(Chart and figure data)
>> BEGIN

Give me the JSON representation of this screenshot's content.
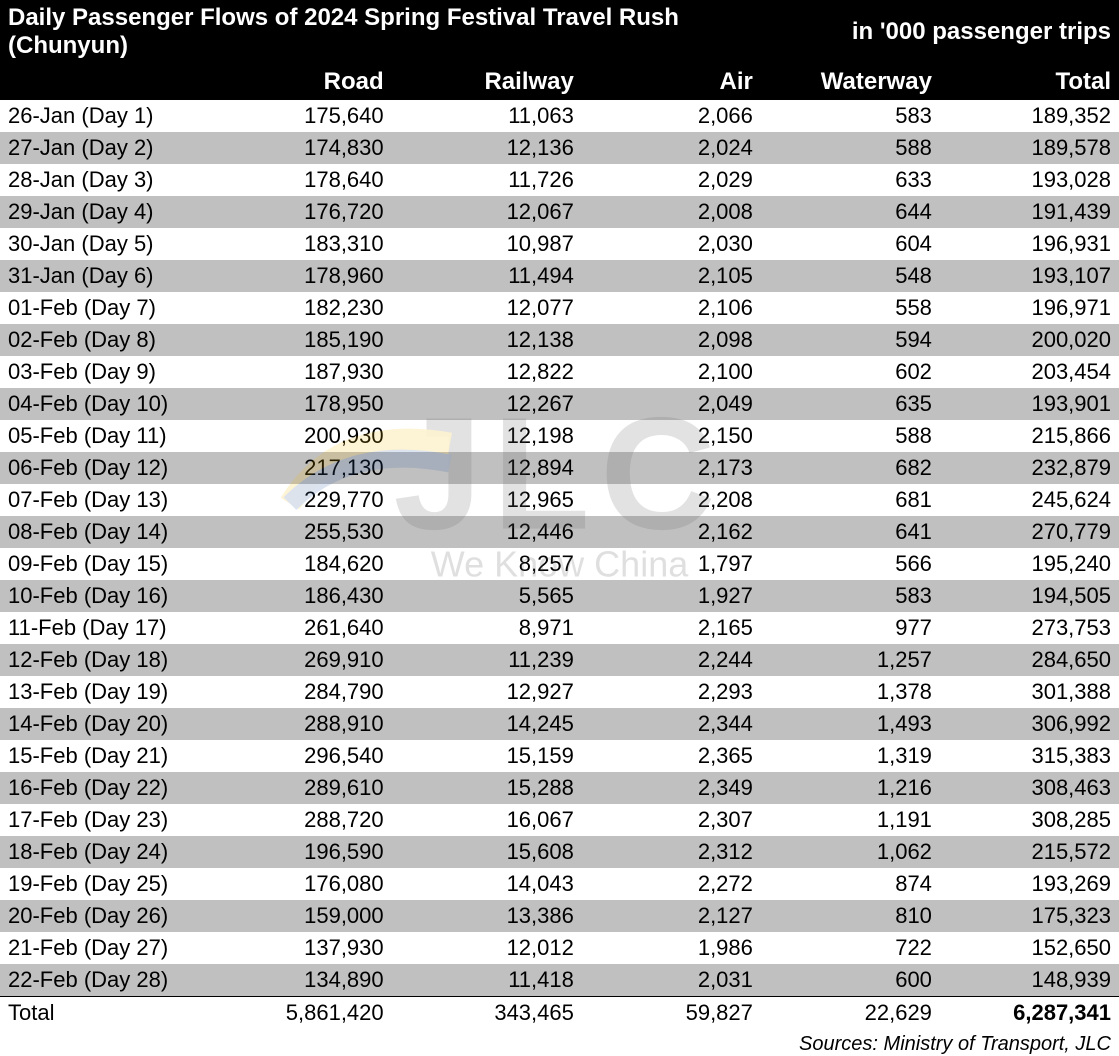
{
  "title_left": "Daily Passenger Flows of 2024 Spring Festival Travel Rush (Chunyun)",
  "title_right": "in '000 passenger trips",
  "columns": [
    "",
    "Road",
    "Railway",
    "Air",
    "Waterway",
    "Total"
  ],
  "rows": [
    {
      "date": "26-Jan (Day 1)",
      "road": "175,640",
      "railway": "11,063",
      "air": "2,066",
      "waterway": "583",
      "total": "189,352"
    },
    {
      "date": "27-Jan (Day 2)",
      "road": "174,830",
      "railway": "12,136",
      "air": "2,024",
      "waterway": "588",
      "total": "189,578"
    },
    {
      "date": "28-Jan (Day 3)",
      "road": "178,640",
      "railway": "11,726",
      "air": "2,029",
      "waterway": "633",
      "total": "193,028"
    },
    {
      "date": "29-Jan (Day 4)",
      "road": "176,720",
      "railway": "12,067",
      "air": "2,008",
      "waterway": "644",
      "total": "191,439"
    },
    {
      "date": "30-Jan (Day 5)",
      "road": "183,310",
      "railway": "10,987",
      "air": "2,030",
      "waterway": "604",
      "total": "196,931"
    },
    {
      "date": "31-Jan (Day 6)",
      "road": "178,960",
      "railway": "11,494",
      "air": "2,105",
      "waterway": "548",
      "total": "193,107"
    },
    {
      "date": "01-Feb (Day 7)",
      "road": "182,230",
      "railway": "12,077",
      "air": "2,106",
      "waterway": "558",
      "total": "196,971"
    },
    {
      "date": "02-Feb (Day 8)",
      "road": "185,190",
      "railway": "12,138",
      "air": "2,098",
      "waterway": "594",
      "total": "200,020"
    },
    {
      "date": "03-Feb (Day 9)",
      "road": "187,930",
      "railway": "12,822",
      "air": "2,100",
      "waterway": "602",
      "total": "203,454"
    },
    {
      "date": "04-Feb (Day 10)",
      "road": "178,950",
      "railway": "12,267",
      "air": "2,049",
      "waterway": "635",
      "total": "193,901"
    },
    {
      "date": "05-Feb (Day 11)",
      "road": "200,930",
      "railway": "12,198",
      "air": "2,150",
      "waterway": "588",
      "total": "215,866"
    },
    {
      "date": "06-Feb (Day 12)",
      "road": "217,130",
      "railway": "12,894",
      "air": "2,173",
      "waterway": "682",
      "total": "232,879"
    },
    {
      "date": "07-Feb (Day 13)",
      "road": "229,770",
      "railway": "12,965",
      "air": "2,208",
      "waterway": "681",
      "total": "245,624"
    },
    {
      "date": "08-Feb (Day 14)",
      "road": "255,530",
      "railway": "12,446",
      "air": "2,162",
      "waterway": "641",
      "total": "270,779"
    },
    {
      "date": "09-Feb (Day 15)",
      "road": "184,620",
      "railway": "8,257",
      "air": "1,797",
      "waterway": "566",
      "total": "195,240"
    },
    {
      "date": "10-Feb (Day 16)",
      "road": "186,430",
      "railway": "5,565",
      "air": "1,927",
      "waterway": "583",
      "total": "194,505"
    },
    {
      "date": "11-Feb (Day 17)",
      "road": "261,640",
      "railway": "8,971",
      "air": "2,165",
      "waterway": "977",
      "total": "273,753"
    },
    {
      "date": "12-Feb (Day 18)",
      "road": "269,910",
      "railway": "11,239",
      "air": "2,244",
      "waterway": "1,257",
      "total": "284,650"
    },
    {
      "date": "13-Feb (Day 19)",
      "road": "284,790",
      "railway": "12,927",
      "air": "2,293",
      "waterway": "1,378",
      "total": "301,388"
    },
    {
      "date": "14-Feb (Day 20)",
      "road": "288,910",
      "railway": "14,245",
      "air": "2,344",
      "waterway": "1,493",
      "total": "306,992"
    },
    {
      "date": "15-Feb (Day 21)",
      "road": "296,540",
      "railway": "15,159",
      "air": "2,365",
      "waterway": "1,319",
      "total": "315,383"
    },
    {
      "date": "16-Feb (Day 22)",
      "road": "289,610",
      "railway": "15,288",
      "air": "2,349",
      "waterway": "1,216",
      "total": "308,463"
    },
    {
      "date": "17-Feb (Day 23)",
      "road": "288,720",
      "railway": "16,067",
      "air": "2,307",
      "waterway": "1,191",
      "total": "308,285"
    },
    {
      "date": "18-Feb (Day 24)",
      "road": "196,590",
      "railway": "15,608",
      "air": "2,312",
      "waterway": "1,062",
      "total": "215,572"
    },
    {
      "date": "19-Feb (Day 25)",
      "road": "176,080",
      "railway": "14,043",
      "air": "2,272",
      "waterway": "874",
      "total": "193,269"
    },
    {
      "date": "20-Feb (Day 26)",
      "road": "159,000",
      "railway": "13,386",
      "air": "2,127",
      "waterway": "810",
      "total": "175,323"
    },
    {
      "date": "21-Feb (Day 27)",
      "road": "137,930",
      "railway": "12,012",
      "air": "1,986",
      "waterway": "722",
      "total": "152,650"
    },
    {
      "date": "22-Feb (Day 28)",
      "road": "134,890",
      "railway": "11,418",
      "air": "2,031",
      "waterway": "600",
      "total": "148,939"
    }
  ],
  "total_row": {
    "label": "Total",
    "road": "5,861,420",
    "railway": "343,465",
    "air": "59,827",
    "waterway": "22,629",
    "total": "6,287,341"
  },
  "sources": "Sources: Ministry of Transport, JLC",
  "watermark": {
    "big": "JLC",
    "tag": "We Know China"
  },
  "style": {
    "header_bg": "#000000",
    "header_fg": "#ffffff",
    "row_odd_bg": "#ffffff",
    "row_even_bg": "#c0c0c0",
    "font_family": "Arial",
    "title_fontsize": 24,
    "body_fontsize": 22,
    "sources_fontsize": 20
  }
}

>> END

WHAT IS EXPECTED:
Transcribe every record above exactly as written, leaving out any pictures.

SOLUTION TO THE PROBLEM:
Give me the JSON representation of this screenshot's content.
{
  "title_left": "Daily Passenger Flows of 2024 Spring Festival Travel Rush (Chunyun)",
  "title_right": "in '000 passenger trips",
  "columns": [
    "",
    "Road",
    "Railway",
    "Air",
    "Waterway",
    "Total"
  ],
  "rows": [
    {
      "date": "26-Jan (Day 1)",
      "road": "175,640",
      "railway": "11,063",
      "air": "2,066",
      "waterway": "583",
      "total": "189,352"
    },
    {
      "date": "27-Jan (Day 2)",
      "road": "174,830",
      "railway": "12,136",
      "air": "2,024",
      "waterway": "588",
      "total": "189,578"
    },
    {
      "date": "28-Jan (Day 3)",
      "road": "178,640",
      "railway": "11,726",
      "air": "2,029",
      "waterway": "633",
      "total": "193,028"
    },
    {
      "date": "29-Jan (Day 4)",
      "road": "176,720",
      "railway": "12,067",
      "air": "2,008",
      "waterway": "644",
      "total": "191,439"
    },
    {
      "date": "30-Jan (Day 5)",
      "road": "183,310",
      "railway": "10,987",
      "air": "2,030",
      "waterway": "604",
      "total": "196,931"
    },
    {
      "date": "31-Jan (Day 6)",
      "road": "178,960",
      "railway": "11,494",
      "air": "2,105",
      "waterway": "548",
      "total": "193,107"
    },
    {
      "date": "01-Feb (Day 7)",
      "road": "182,230",
      "railway": "12,077",
      "air": "2,106",
      "waterway": "558",
      "total": "196,971"
    },
    {
      "date": "02-Feb (Day 8)",
      "road": "185,190",
      "railway": "12,138",
      "air": "2,098",
      "waterway": "594",
      "total": "200,020"
    },
    {
      "date": "03-Feb (Day 9)",
      "road": "187,930",
      "railway": "12,822",
      "air": "2,100",
      "waterway": "602",
      "total": "203,454"
    },
    {
      "date": "04-Feb (Day 10)",
      "road": "178,950",
      "railway": "12,267",
      "air": "2,049",
      "waterway": "635",
      "total": "193,901"
    },
    {
      "date": "05-Feb (Day 11)",
      "road": "200,930",
      "railway": "12,198",
      "air": "2,150",
      "waterway": "588",
      "total": "215,866"
    },
    {
      "date": "06-Feb (Day 12)",
      "road": "217,130",
      "railway": "12,894",
      "air": "2,173",
      "waterway": "682",
      "total": "232,879"
    },
    {
      "date": "07-Feb (Day 13)",
      "road": "229,770",
      "railway": "12,965",
      "air": "2,208",
      "waterway": "681",
      "total": "245,624"
    },
    {
      "date": "08-Feb (Day 14)",
      "road": "255,530",
      "railway": "12,446",
      "air": "2,162",
      "waterway": "641",
      "total": "270,779"
    },
    {
      "date": "09-Feb (Day 15)",
      "road": "184,620",
      "railway": "8,257",
      "air": "1,797",
      "waterway": "566",
      "total": "195,240"
    },
    {
      "date": "10-Feb (Day 16)",
      "road": "186,430",
      "railway": "5,565",
      "air": "1,927",
      "waterway": "583",
      "total": "194,505"
    },
    {
      "date": "11-Feb (Day 17)",
      "road": "261,640",
      "railway": "8,971",
      "air": "2,165",
      "waterway": "977",
      "total": "273,753"
    },
    {
      "date": "12-Feb (Day 18)",
      "road": "269,910",
      "railway": "11,239",
      "air": "2,244",
      "waterway": "1,257",
      "total": "284,650"
    },
    {
      "date": "13-Feb (Day 19)",
      "road": "284,790",
      "railway": "12,927",
      "air": "2,293",
      "waterway": "1,378",
      "total": "301,388"
    },
    {
      "date": "14-Feb (Day 20)",
      "road": "288,910",
      "railway": "14,245",
      "air": "2,344",
      "waterway": "1,493",
      "total": "306,992"
    },
    {
      "date": "15-Feb (Day 21)",
      "road": "296,540",
      "railway": "15,159",
      "air": "2,365",
      "waterway": "1,319",
      "total": "315,383"
    },
    {
      "date": "16-Feb (Day 22)",
      "road": "289,610",
      "railway": "15,288",
      "air": "2,349",
      "waterway": "1,216",
      "total": "308,463"
    },
    {
      "date": "17-Feb (Day 23)",
      "road": "288,720",
      "railway": "16,067",
      "air": "2,307",
      "waterway": "1,191",
      "total": "308,285"
    },
    {
      "date": "18-Feb (Day 24)",
      "road": "196,590",
      "railway": "15,608",
      "air": "2,312",
      "waterway": "1,062",
      "total": "215,572"
    },
    {
      "date": "19-Feb (Day 25)",
      "road": "176,080",
      "railway": "14,043",
      "air": "2,272",
      "waterway": "874",
      "total": "193,269"
    },
    {
      "date": "20-Feb (Day 26)",
      "road": "159,000",
      "railway": "13,386",
      "air": "2,127",
      "waterway": "810",
      "total": "175,323"
    },
    {
      "date": "21-Feb (Day 27)",
      "road": "137,930",
      "railway": "12,012",
      "air": "1,986",
      "waterway": "722",
      "total": "152,650"
    },
    {
      "date": "22-Feb (Day 28)",
      "road": "134,890",
      "railway": "11,418",
      "air": "2,031",
      "waterway": "600",
      "total": "148,939"
    }
  ],
  "total_row": {
    "label": "Total",
    "road": "5,861,420",
    "railway": "343,465",
    "air": "59,827",
    "waterway": "22,629",
    "total": "6,287,341"
  },
  "sources": "Sources: Ministry of Transport, JLC",
  "watermark": {
    "big": "JLC",
    "tag": "We Know China"
  },
  "style": {
    "header_bg": "#000000",
    "header_fg": "#ffffff",
    "row_odd_bg": "#ffffff",
    "row_even_bg": "#c0c0c0",
    "font_family": "Arial",
    "title_fontsize": 24,
    "body_fontsize": 22,
    "sources_fontsize": 20
  }
}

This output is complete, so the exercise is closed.